=== Activity ===
Could the records below be restated word for word, without a single picture?

=== Input records ===

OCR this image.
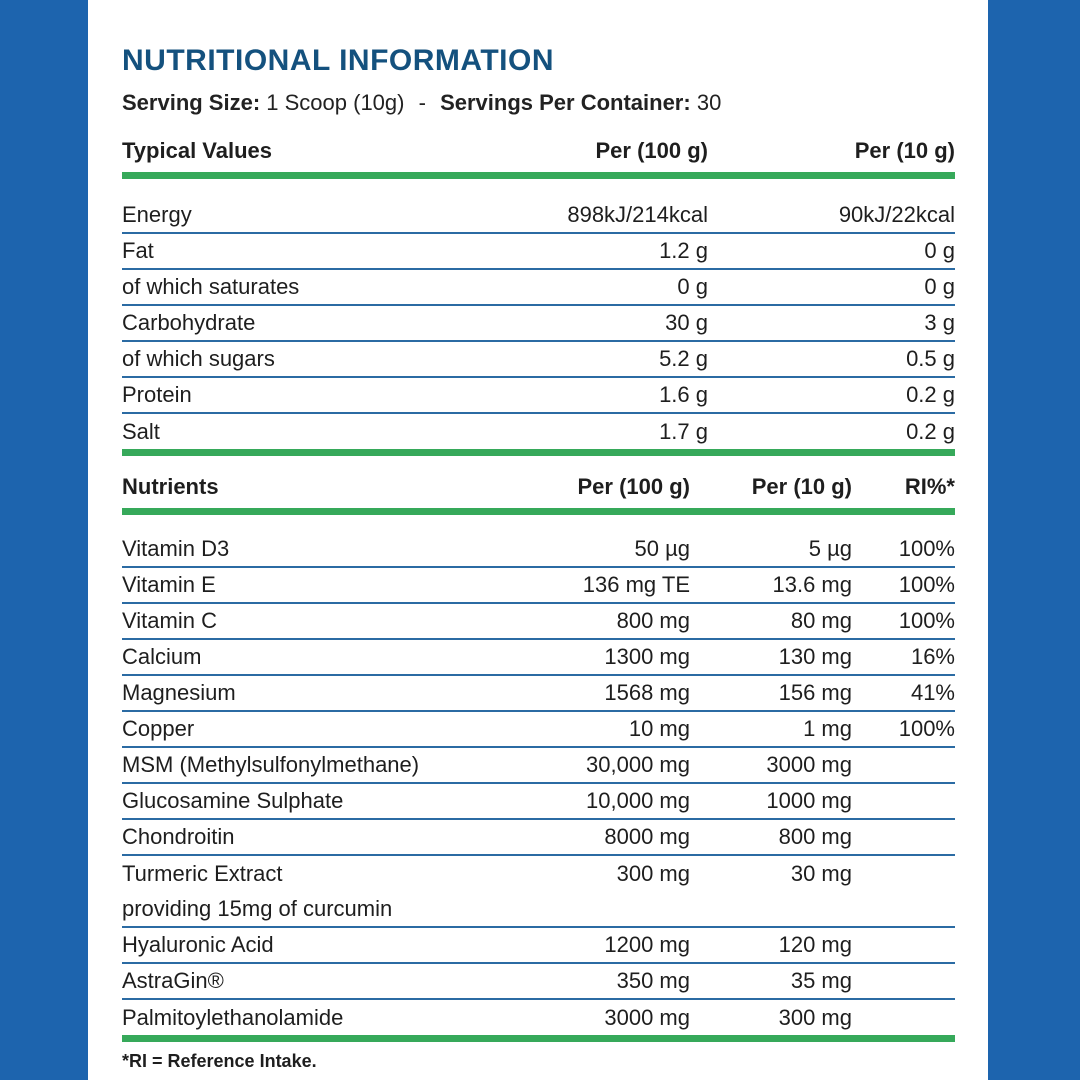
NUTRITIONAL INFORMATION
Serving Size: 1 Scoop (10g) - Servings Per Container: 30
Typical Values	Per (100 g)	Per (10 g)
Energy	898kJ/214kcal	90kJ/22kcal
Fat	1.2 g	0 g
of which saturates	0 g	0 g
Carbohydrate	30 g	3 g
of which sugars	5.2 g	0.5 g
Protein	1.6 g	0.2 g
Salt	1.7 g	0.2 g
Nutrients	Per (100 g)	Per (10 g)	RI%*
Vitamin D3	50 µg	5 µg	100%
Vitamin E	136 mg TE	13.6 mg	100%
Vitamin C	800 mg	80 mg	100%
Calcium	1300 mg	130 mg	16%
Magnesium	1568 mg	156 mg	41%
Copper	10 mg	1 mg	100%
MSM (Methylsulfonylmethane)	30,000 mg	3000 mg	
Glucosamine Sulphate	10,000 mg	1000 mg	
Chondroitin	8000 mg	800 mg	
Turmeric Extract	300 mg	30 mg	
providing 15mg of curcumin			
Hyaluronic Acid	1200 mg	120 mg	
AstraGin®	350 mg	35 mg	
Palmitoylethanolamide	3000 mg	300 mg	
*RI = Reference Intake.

=== Written answer ===
OCR this image.
NUTRITIONAL INFORMATION
Serving Size: 1 Scoop (10g) - Servings Per Container: 30
Typical Values	Per (100 g)	Per (10 g)
Energy	898kJ/214kcal	90kJ/22kcal
Fat	1.2 g	0 g
of which saturates	0 g	0 g
Carbohydrate	30 g	3 g
of which sugars	5.2 g	0.5 g
Protein	1.6 g	0.2 g
Salt	1.7 g	0.2 g
Nutrients	Per (100 g)	Per (10 g)	RI%*
Vitamin D3	50 µg	5 µg	100%
Vitamin E	136 mg TE	13.6 mg	100%
Vitamin C	800 mg	80 mg	100%
Calcium	1300 mg	130 mg	16%
Magnesium	1568 mg	156 mg	41%
Copper	10 mg	1 mg	100%
MSM (Methylsulfonylmethane)	30,000 mg	3000 mg	
Glucosamine Sulphate	10,000 mg	1000 mg	
Chondroitin	8000 mg	800 mg	
Turmeric Extract	300 mg	30 mg	
providing 15mg of curcumin			
Hyaluronic Acid	1200 mg	120 mg	
AstraGin®	350 mg	35 mg	
Palmitoylethanolamide	3000 mg	300 mg	
*RI = Reference Intake.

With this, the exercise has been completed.